Work required: Below are entries. Pull out all lines containing "megkötése".
====================
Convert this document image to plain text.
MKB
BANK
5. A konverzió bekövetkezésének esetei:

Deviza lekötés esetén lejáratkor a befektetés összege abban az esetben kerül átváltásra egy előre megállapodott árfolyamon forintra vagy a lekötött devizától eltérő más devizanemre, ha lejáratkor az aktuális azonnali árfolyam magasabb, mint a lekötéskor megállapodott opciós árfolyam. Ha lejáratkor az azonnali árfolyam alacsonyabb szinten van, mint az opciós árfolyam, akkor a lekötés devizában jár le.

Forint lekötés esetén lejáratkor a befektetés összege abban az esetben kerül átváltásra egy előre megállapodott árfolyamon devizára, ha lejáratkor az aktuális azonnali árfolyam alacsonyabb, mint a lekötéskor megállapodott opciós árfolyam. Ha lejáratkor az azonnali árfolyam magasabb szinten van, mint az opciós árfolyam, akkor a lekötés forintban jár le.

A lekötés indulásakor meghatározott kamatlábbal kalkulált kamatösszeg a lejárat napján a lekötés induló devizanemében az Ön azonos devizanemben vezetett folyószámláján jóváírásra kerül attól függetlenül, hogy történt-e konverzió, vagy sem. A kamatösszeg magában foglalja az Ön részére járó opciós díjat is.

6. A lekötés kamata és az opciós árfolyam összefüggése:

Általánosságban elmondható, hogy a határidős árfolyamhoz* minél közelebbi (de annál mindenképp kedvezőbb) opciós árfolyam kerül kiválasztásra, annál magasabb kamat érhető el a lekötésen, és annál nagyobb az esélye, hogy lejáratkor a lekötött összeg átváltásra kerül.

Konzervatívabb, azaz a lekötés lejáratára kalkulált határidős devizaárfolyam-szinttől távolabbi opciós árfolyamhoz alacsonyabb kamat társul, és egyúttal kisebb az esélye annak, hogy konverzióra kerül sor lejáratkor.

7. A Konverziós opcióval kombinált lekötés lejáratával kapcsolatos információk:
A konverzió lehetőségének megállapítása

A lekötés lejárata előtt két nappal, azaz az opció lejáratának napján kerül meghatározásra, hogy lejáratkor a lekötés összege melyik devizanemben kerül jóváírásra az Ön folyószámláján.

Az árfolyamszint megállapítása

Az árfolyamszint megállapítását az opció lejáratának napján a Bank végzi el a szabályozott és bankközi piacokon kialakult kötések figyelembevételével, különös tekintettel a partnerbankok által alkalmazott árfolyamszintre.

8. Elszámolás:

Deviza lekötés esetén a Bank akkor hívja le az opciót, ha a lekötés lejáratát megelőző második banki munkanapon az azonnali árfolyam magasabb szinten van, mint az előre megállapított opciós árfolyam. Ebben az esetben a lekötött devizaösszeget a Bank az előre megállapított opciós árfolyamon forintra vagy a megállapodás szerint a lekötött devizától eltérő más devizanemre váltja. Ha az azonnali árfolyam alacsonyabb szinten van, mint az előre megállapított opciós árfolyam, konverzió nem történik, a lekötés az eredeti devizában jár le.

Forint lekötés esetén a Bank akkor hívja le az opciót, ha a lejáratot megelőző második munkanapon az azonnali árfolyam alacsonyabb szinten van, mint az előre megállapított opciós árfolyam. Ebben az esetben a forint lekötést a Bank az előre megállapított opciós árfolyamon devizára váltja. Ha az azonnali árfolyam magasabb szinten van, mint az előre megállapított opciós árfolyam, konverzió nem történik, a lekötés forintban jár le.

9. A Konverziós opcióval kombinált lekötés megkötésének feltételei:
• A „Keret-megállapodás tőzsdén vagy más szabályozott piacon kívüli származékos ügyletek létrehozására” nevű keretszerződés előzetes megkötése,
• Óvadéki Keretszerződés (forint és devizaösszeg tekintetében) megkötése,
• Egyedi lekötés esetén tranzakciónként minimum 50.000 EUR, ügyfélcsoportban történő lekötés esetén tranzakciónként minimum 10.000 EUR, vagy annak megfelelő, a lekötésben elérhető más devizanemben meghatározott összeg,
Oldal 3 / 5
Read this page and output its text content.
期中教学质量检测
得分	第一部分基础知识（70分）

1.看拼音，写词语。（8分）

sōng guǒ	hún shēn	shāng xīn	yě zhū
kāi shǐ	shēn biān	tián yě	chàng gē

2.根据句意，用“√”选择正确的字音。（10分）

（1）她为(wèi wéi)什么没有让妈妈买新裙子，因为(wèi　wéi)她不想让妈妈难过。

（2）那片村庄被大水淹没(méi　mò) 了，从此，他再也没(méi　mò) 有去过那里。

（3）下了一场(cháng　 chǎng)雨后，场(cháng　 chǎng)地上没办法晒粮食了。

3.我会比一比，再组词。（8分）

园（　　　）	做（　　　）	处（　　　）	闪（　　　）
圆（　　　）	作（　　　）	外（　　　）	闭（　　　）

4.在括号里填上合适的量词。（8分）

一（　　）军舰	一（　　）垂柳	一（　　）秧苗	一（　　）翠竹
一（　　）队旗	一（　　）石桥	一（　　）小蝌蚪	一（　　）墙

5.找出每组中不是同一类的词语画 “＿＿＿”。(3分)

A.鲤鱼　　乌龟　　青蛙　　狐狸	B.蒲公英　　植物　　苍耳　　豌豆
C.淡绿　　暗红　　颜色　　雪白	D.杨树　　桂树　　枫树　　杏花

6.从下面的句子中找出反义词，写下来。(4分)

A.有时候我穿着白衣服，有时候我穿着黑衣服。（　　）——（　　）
====================
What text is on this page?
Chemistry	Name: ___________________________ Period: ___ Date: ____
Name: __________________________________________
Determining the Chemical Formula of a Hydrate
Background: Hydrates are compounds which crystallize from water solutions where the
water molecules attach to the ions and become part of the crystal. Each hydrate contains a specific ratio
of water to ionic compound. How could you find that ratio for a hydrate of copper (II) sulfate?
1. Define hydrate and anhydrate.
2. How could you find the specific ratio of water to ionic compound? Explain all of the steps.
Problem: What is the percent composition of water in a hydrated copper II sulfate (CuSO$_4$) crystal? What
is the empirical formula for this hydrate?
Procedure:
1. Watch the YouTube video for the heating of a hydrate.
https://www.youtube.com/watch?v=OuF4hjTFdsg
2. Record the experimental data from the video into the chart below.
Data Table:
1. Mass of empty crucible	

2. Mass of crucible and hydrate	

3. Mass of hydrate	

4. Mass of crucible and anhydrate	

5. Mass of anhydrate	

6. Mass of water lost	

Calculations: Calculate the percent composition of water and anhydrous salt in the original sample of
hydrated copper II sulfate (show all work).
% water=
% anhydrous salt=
====================
Result:
• A „Keret-megállapodás tőzsdén vagy más szabályozott piacon kívüli származékos ügyletek létrehozására” nevű keretszerződés előzetes megkötése,
• Óvadéki Keretszerződés (forint és devizaösszeg tekintetében) megkötése,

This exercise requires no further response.